* Task goal *
Each record that follows should be repeated exactly, minus any images.
____________
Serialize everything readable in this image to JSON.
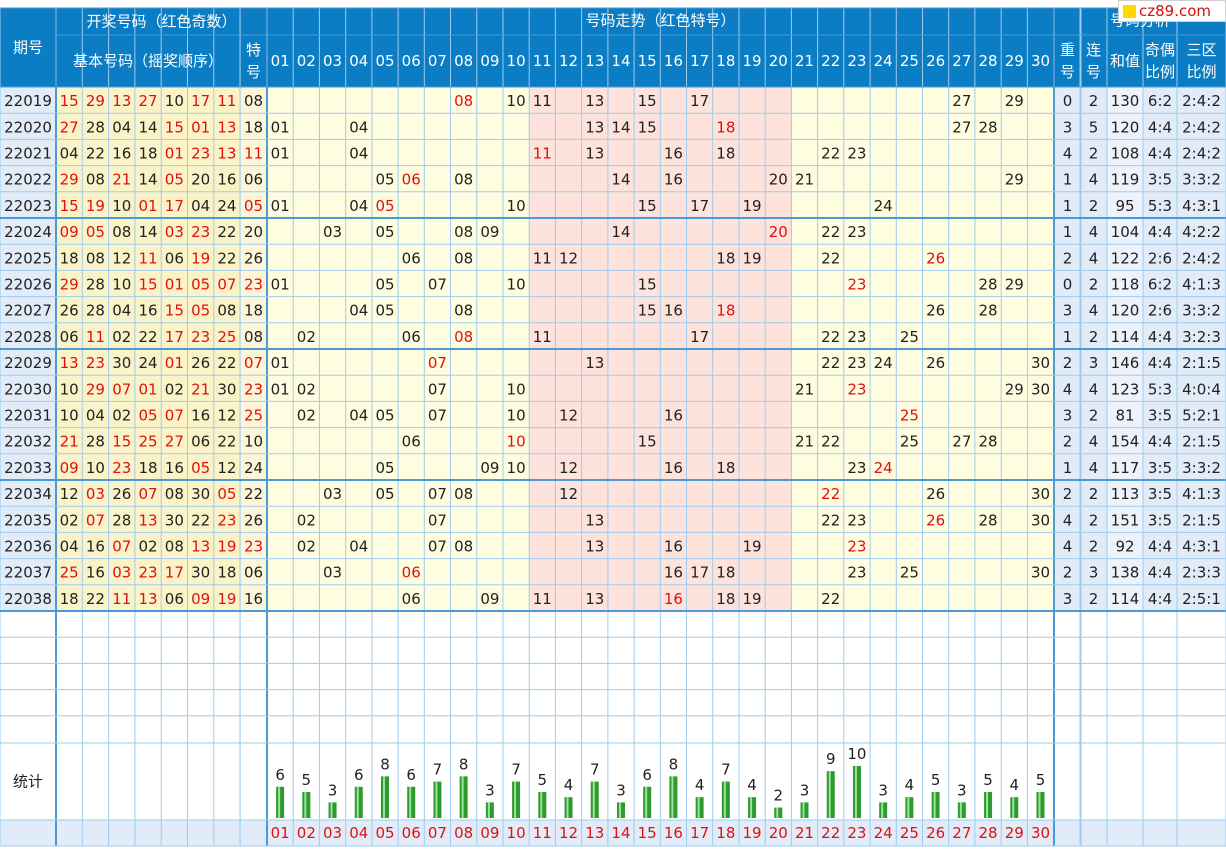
{
  "headers": {
    "period": "期号",
    "draw_group": "开奖号码（红色奇数）",
    "basic_numbers": "基本号码（摇奖顺序）",
    "special": "特号",
    "trend_group": "号码走势（红色特号）",
    "analysis_group": "号码分析",
    "repeat": "重号",
    "consecutive": "连号",
    "sum": "和值",
    "odd_even": "奇偶比例",
    "zones": "三区比例",
    "stats": "统计"
  },
  "logo_text": "cz89.com",
  "colors": {
    "header_bg": "#0b7dc4",
    "zone_bg": "#fefde0",
    "middle_zone_bg": "#fde3dc",
    "special_bg": "#fff5d0",
    "analysis_bg": "#e2ecf8",
    "grid_line": "#9ecbee",
    "red_text": "#e01010",
    "bar_green": "#2d9b2d"
  },
  "chart_data": {
    "type": "table",
    "trend_columns": [
      "01",
      "02",
      "03",
      "04",
      "05",
      "06",
      "07",
      "08",
      "09",
      "10",
      "11",
      "12",
      "13",
      "14",
      "15",
      "16",
      "17",
      "18",
      "19",
      "20",
      "21",
      "22",
      "23",
      "24",
      "25",
      "26",
      "27",
      "28",
      "29",
      "30"
    ],
    "rows": [
      {
        "period": "22019",
        "basic": [
          "15",
          "29",
          "13",
          "27",
          "10",
          "17",
          "11"
        ],
        "special": "08",
        "repeat": "0",
        "consecutive": "2",
        "sum": "130",
        "odd_even": "6:2",
        "zones": "2:4:2"
      },
      {
        "period": "22020",
        "basic": [
          "27",
          "28",
          "04",
          "14",
          "15",
          "01",
          "13"
        ],
        "special": "18",
        "repeat": "3",
        "consecutive": "5",
        "sum": "120",
        "odd_even": "4:4",
        "zones": "2:4:2"
      },
      {
        "period": "22021",
        "basic": [
          "04",
          "22",
          "16",
          "18",
          "01",
          "23",
          "13"
        ],
        "special": "11",
        "repeat": "4",
        "consecutive": "2",
        "sum": "108",
        "odd_even": "4:4",
        "zones": "2:4:2"
      },
      {
        "period": "22022",
        "basic": [
          "29",
          "08",
          "21",
          "14",
          "05",
          "20",
          "16"
        ],
        "special": "06",
        "repeat": "1",
        "consecutive": "4",
        "sum": "119",
        "odd_even": "3:5",
        "zones": "3:3:2"
      },
      {
        "period": "22023",
        "basic": [
          "15",
          "19",
          "10",
          "01",
          "17",
          "04",
          "24"
        ],
        "special": "05",
        "repeat": "1",
        "consecutive": "2",
        "sum": "95",
        "odd_even": "5:3",
        "zones": "4:3:1"
      },
      {
        "period": "22024",
        "basic": [
          "09",
          "05",
          "08",
          "14",
          "03",
          "23",
          "22"
        ],
        "special": "20",
        "repeat": "1",
        "consecutive": "4",
        "sum": "104",
        "odd_even": "4:4",
        "zones": "4:2:2"
      },
      {
        "period": "22025",
        "basic": [
          "18",
          "08",
          "12",
          "11",
          "06",
          "19",
          "22"
        ],
        "special": "26",
        "repeat": "2",
        "consecutive": "4",
        "sum": "122",
        "odd_even": "2:6",
        "zones": "2:4:2"
      },
      {
        "period": "22026",
        "basic": [
          "29",
          "28",
          "10",
          "15",
          "01",
          "05",
          "07"
        ],
        "special": "23",
        "repeat": "0",
        "consecutive": "2",
        "sum": "118",
        "odd_even": "6:2",
        "zones": "4:1:3"
      },
      {
        "period": "22027",
        "basic": [
          "26",
          "28",
          "04",
          "16",
          "15",
          "05",
          "08"
        ],
        "special": "18",
        "repeat": "3",
        "consecutive": "4",
        "sum": "120",
        "odd_even": "2:6",
        "zones": "3:3:2"
      },
      {
        "period": "22028",
        "basic": [
          "06",
          "11",
          "02",
          "22",
          "17",
          "23",
          "25"
        ],
        "special": "08",
        "repeat": "1",
        "consecutive": "2",
        "sum": "114",
        "odd_even": "4:4",
        "zones": "3:2:3"
      },
      {
        "period": "22029",
        "basic": [
          "13",
          "23",
          "30",
          "24",
          "01",
          "26",
          "22"
        ],
        "special": "07",
        "repeat": "2",
        "consecutive": "3",
        "sum": "146",
        "odd_even": "4:4",
        "zones": "2:1:5"
      },
      {
        "period": "22030",
        "basic": [
          "10",
          "29",
          "07",
          "01",
          "02",
          "21",
          "30"
        ],
        "special": "23",
        "repeat": "4",
        "consecutive": "4",
        "sum": "123",
        "odd_even": "5:3",
        "zones": "4:0:4"
      },
      {
        "period": "22031",
        "basic": [
          "10",
          "04",
          "02",
          "05",
          "07",
          "16",
          "12"
        ],
        "special": "25",
        "repeat": "3",
        "consecutive": "2",
        "sum": "81",
        "odd_even": "3:5",
        "zones": "5:2:1"
      },
      {
        "period": "22032",
        "basic": [
          "21",
          "28",
          "15",
          "25",
          "27",
          "06",
          "22"
        ],
        "special": "10",
        "repeat": "2",
        "consecutive": "4",
        "sum": "154",
        "odd_even": "4:4",
        "zones": "2:1:5"
      },
      {
        "period": "22033",
        "basic": [
          "09",
          "10",
          "23",
          "18",
          "16",
          "05",
          "12"
        ],
        "special": "24",
        "repeat": "1",
        "consecutive": "4",
        "sum": "117",
        "odd_even": "3:5",
        "zones": "3:3:2"
      },
      {
        "period": "22034",
        "basic": [
          "12",
          "03",
          "26",
          "07",
          "08",
          "30",
          "05"
        ],
        "special": "22",
        "repeat": "2",
        "consecutive": "2",
        "sum": "113",
        "odd_even": "3:5",
        "zones": "4:1:3"
      },
      {
        "period": "22035",
        "basic": [
          "02",
          "07",
          "28",
          "13",
          "30",
          "22",
          "23"
        ],
        "special": "26",
        "repeat": "4",
        "consecutive": "2",
        "sum": "151",
        "odd_even": "3:5",
        "zones": "2:1:5"
      },
      {
        "period": "22036",
        "basic": [
          "04",
          "16",
          "07",
          "02",
          "08",
          "13",
          "19"
        ],
        "special": "23",
        "repeat": "4",
        "consecutive": "2",
        "sum": "92",
        "odd_even": "4:4",
        "zones": "4:3:1"
      },
      {
        "period": "22037",
        "basic": [
          "25",
          "16",
          "03",
          "23",
          "17",
          "30",
          "18"
        ],
        "special": "06",
        "repeat": "2",
        "consecutive": "3",
        "sum": "138",
        "odd_even": "4:4",
        "zones": "2:3:3"
      },
      {
        "period": "22038",
        "basic": [
          "18",
          "22",
          "11",
          "13",
          "06",
          "09",
          "19"
        ],
        "special": "16",
        "repeat": "3",
        "consecutive": "2",
        "sum": "114",
        "odd_even": "4:4",
        "zones": "2:5:1"
      }
    ],
    "stats_counts": [
      6,
      5,
      3,
      6,
      8,
      6,
      7,
      8,
      3,
      7,
      5,
      4,
      7,
      3,
      6,
      8,
      4,
      7,
      4,
      2,
      3,
      9,
      10,
      3,
      4,
      5,
      3,
      5,
      4,
      5
    ]
  }
}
____________
* Answer to the exercise *
Serialize everything readable in this image to JSON.
{
  "headers": {
    "period": "期号",
    "draw_group": "开奖号码（红色奇数）",
    "basic_numbers": "基本号码（摇奖顺序）",
    "special": "特号",
    "trend_group": "号码走势（红色特号）",
    "analysis_group": "号码分析",
    "repeat": "重号",
    "consecutive": "连号",
    "sum": "和值",
    "odd_even": "奇偶比例",
    "zones": "三区比例",
    "stats": "统计"
  },
  "logo_text": "cz89.com",
  "colors": {
    "header_bg": "#0b7dc4",
    "zone_bg": "#fefde0",
    "middle_zone_bg": "#fde3dc",
    "special_bg": "#fff5d0",
    "analysis_bg": "#e2ecf8",
    "grid_line": "#9ecbee",
    "red_text": "#e01010",
    "bar_green": "#2d9b2d"
  },
  "chart_data": {
    "type": "table",
    "trend_columns": [
      "01",
      "02",
      "03",
      "04",
      "05",
      "06",
      "07",
      "08",
      "09",
      "10",
      "11",
      "12",
      "13",
      "14",
      "15",
      "16",
      "17",
      "18",
      "19",
      "20",
      "21",
      "22",
      "23",
      "24",
      "25",
      "26",
      "27",
      "28",
      "29",
      "30"
    ],
    "rows": [
      {
        "period": "22019",
        "basic": [
          "15",
          "29",
          "13",
          "27",
          "10",
          "17",
          "11"
        ],
        "special": "08",
        "repeat": "0",
        "consecutive": "2",
        "sum": "130",
        "odd_even": "6:2",
        "zones": "2:4:2"
      },
      {
        "period": "22020",
        "basic": [
          "27",
          "28",
          "04",
          "14",
          "15",
          "01",
          "13"
        ],
        "special": "18",
        "repeat": "3",
        "consecutive": "5",
        "sum": "120",
        "odd_even": "4:4",
        "zones": "2:4:2"
      },
      {
        "period": "22021",
        "basic": [
          "04",
          "22",
          "16",
          "18",
          "01",
          "23",
          "13"
        ],
        "special": "11",
        "repeat": "4",
        "consecutive": "2",
        "sum": "108",
        "odd_even": "4:4",
        "zones": "2:4:2"
      },
      {
        "period": "22022",
        "basic": [
          "29",
          "08",
          "21",
          "14",
          "05",
          "20",
          "16"
        ],
        "special": "06",
        "repeat": "1",
        "consecutive": "4",
        "sum": "119",
        "odd_even": "3:5",
        "zones": "3:3:2"
      },
      {
        "period": "22023",
        "basic": [
          "15",
          "19",
          "10",
          "01",
          "17",
          "04",
          "24"
        ],
        "special": "05",
        "repeat": "1",
        "consecutive": "2",
        "sum": "95",
        "odd_even": "5:3",
        "zones": "4:3:1"
      },
      {
        "period": "22024",
        "basic": [
          "09",
          "05",
          "08",
          "14",
          "03",
          "23",
          "22"
        ],
        "special": "20",
        "repeat": "1",
        "consecutive": "4",
        "sum": "104",
        "odd_even": "4:4",
        "zones": "4:2:2"
      },
      {
        "period": "22025",
        "basic": [
          "18",
          "08",
          "12",
          "11",
          "06",
          "19",
          "22"
        ],
        "special": "26",
        "repeat": "2",
        "consecutive": "4",
        "sum": "122",
        "odd_even": "2:6",
        "zones": "2:4:2"
      },
      {
        "period": "22026",
        "basic": [
          "29",
          "28",
          "10",
          "15",
          "01",
          "05",
          "07"
        ],
        "special": "23",
        "repeat": "0",
        "consecutive": "2",
        "sum": "118",
        "odd_even": "6:2",
        "zones": "4:1:3"
      },
      {
        "period": "22027",
        "basic": [
          "26",
          "28",
          "04",
          "16",
          "15",
          "05",
          "08"
        ],
        "special": "18",
        "repeat": "3",
        "consecutive": "4",
        "sum": "120",
        "odd_even": "2:6",
        "zones": "3:3:2"
      },
      {
        "period": "22028",
        "basic": [
          "06",
          "11",
          "02",
          "22",
          "17",
          "23",
          "25"
        ],
        "special": "08",
        "repeat": "1",
        "consecutive": "2",
        "sum": "114",
        "odd_even": "4:4",
        "zones": "3:2:3"
      },
      {
        "period": "22029",
        "basic": [
          "13",
          "23",
          "30",
          "24",
          "01",
          "26",
          "22"
        ],
        "special": "07",
        "repeat": "2",
        "consecutive": "3",
        "sum": "146",
        "odd_even": "4:4",
        "zones": "2:1:5"
      },
      {
        "period": "22030",
        "basic": [
          "10",
          "29",
          "07",
          "01",
          "02",
          "21",
          "30"
        ],
        "special": "23",
        "repeat": "4",
        "consecutive": "4",
        "sum": "123",
        "odd_even": "5:3",
        "zones": "4:0:4"
      },
      {
        "period": "22031",
        "basic": [
          "10",
          "04",
          "02",
          "05",
          "07",
          "16",
          "12"
        ],
        "special": "25",
        "repeat": "3",
        "consecutive": "2",
        "sum": "81",
        "odd_even": "3:5",
        "zones": "5:2:1"
      },
      {
        "period": "22032",
        "basic": [
          "21",
          "28",
          "15",
          "25",
          "27",
          "06",
          "22"
        ],
        "special": "10",
        "repeat": "2",
        "consecutive": "4",
        "sum": "154",
        "odd_even": "4:4",
        "zones": "2:1:5"
      },
      {
        "period": "22033",
        "basic": [
          "09",
          "10",
          "23",
          "18",
          "16",
          "05",
          "12"
        ],
        "special": "24",
        "repeat": "1",
        "consecutive": "4",
        "sum": "117",
        "odd_even": "3:5",
        "zones": "3:3:2"
      },
      {
        "period": "22034",
        "basic": [
          "12",
          "03",
          "26",
          "07",
          "08",
          "30",
          "05"
        ],
        "special": "22",
        "repeat": "2",
        "consecutive": "2",
        "sum": "113",
        "odd_even": "3:5",
        "zones": "4:1:3"
      },
      {
        "period": "22035",
        "basic": [
          "02",
          "07",
          "28",
          "13",
          "30",
          "22",
          "23"
        ],
        "special": "26",
        "repeat": "4",
        "consecutive": "2",
        "sum": "151",
        "odd_even": "3:5",
        "zones": "2:1:5"
      },
      {
        "period": "22036",
        "basic": [
          "04",
          "16",
          "07",
          "02",
          "08",
          "13",
          "19"
        ],
        "special": "23",
        "repeat": "4",
        "consecutive": "2",
        "sum": "92",
        "odd_even": "4:4",
        "zones": "4:3:1"
      },
      {
        "period": "22037",
        "basic": [
          "25",
          "16",
          "03",
          "23",
          "17",
          "30",
          "18"
        ],
        "special": "06",
        "repeat": "2",
        "consecutive": "3",
        "sum": "138",
        "odd_even": "4:4",
        "zones": "2:3:3"
      },
      {
        "period": "22038",
        "basic": [
          "18",
          "22",
          "11",
          "13",
          "06",
          "09",
          "19"
        ],
        "special": "16",
        "repeat": "3",
        "consecutive": "2",
        "sum": "114",
        "odd_even": "4:4",
        "zones": "2:5:1"
      }
    ],
    "stats_counts": [
      6,
      5,
      3,
      6,
      8,
      6,
      7,
      8,
      3,
      7,
      5,
      4,
      7,
      3,
      6,
      8,
      4,
      7,
      4,
      2,
      3,
      9,
      10,
      3,
      4,
      5,
      3,
      5,
      4,
      5
    ]
  }
}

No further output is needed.